* **PROBLEM TO WORK ON**:
Filter the entries and keep only the lines where the string "that" appears.

----- EXTRACTED INFORMATION

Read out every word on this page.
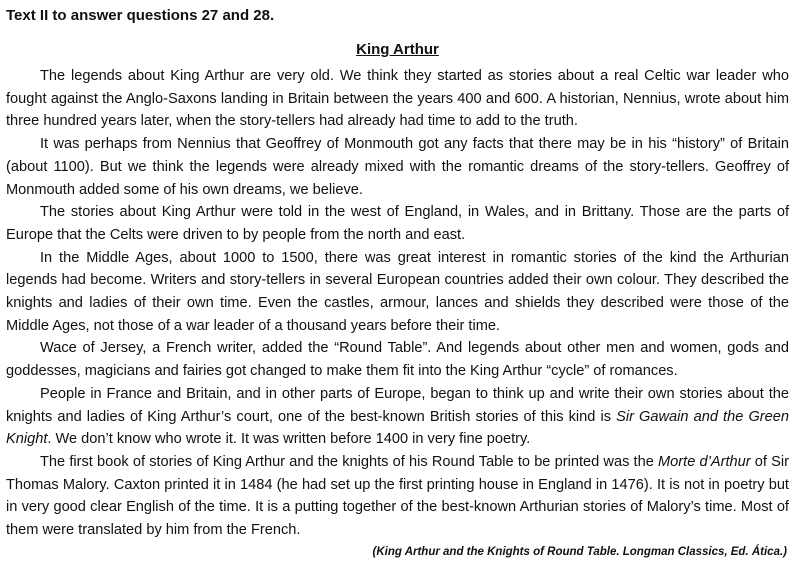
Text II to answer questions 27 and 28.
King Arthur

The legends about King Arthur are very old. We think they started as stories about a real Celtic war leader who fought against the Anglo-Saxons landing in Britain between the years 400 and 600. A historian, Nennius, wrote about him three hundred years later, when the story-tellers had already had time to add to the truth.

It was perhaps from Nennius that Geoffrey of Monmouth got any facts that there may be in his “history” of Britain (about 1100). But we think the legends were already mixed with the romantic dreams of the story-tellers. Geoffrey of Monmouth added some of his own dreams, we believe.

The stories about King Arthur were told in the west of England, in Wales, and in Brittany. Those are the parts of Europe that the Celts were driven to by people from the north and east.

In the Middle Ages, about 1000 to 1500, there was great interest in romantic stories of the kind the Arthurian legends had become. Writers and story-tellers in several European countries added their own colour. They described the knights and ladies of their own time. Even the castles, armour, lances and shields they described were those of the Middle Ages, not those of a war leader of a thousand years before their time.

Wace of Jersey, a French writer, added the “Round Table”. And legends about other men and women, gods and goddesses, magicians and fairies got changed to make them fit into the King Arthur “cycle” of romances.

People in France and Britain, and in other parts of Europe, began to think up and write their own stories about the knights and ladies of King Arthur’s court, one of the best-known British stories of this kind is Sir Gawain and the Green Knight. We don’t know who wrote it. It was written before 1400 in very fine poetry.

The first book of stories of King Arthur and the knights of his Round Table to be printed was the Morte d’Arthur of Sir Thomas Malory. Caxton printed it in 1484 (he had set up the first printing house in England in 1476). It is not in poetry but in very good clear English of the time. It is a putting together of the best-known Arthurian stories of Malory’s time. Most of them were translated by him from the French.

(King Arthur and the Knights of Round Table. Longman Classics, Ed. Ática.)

----------

* **FINAL RESULT**:
It was perhaps from Nennius that Geoffrey of Monmouth got any facts that there may be in his “history” of Britain (about 1100). But we think the legends were already mixed with the romantic dreams of the story-tellers. Geoffrey of Monmouth added some of his own dreams, we believe.
The stories about King Arthur were told in the west of England, in Wales, and in Brittany. Those are the parts of Europe that the Celts were driven to by people from the north and east.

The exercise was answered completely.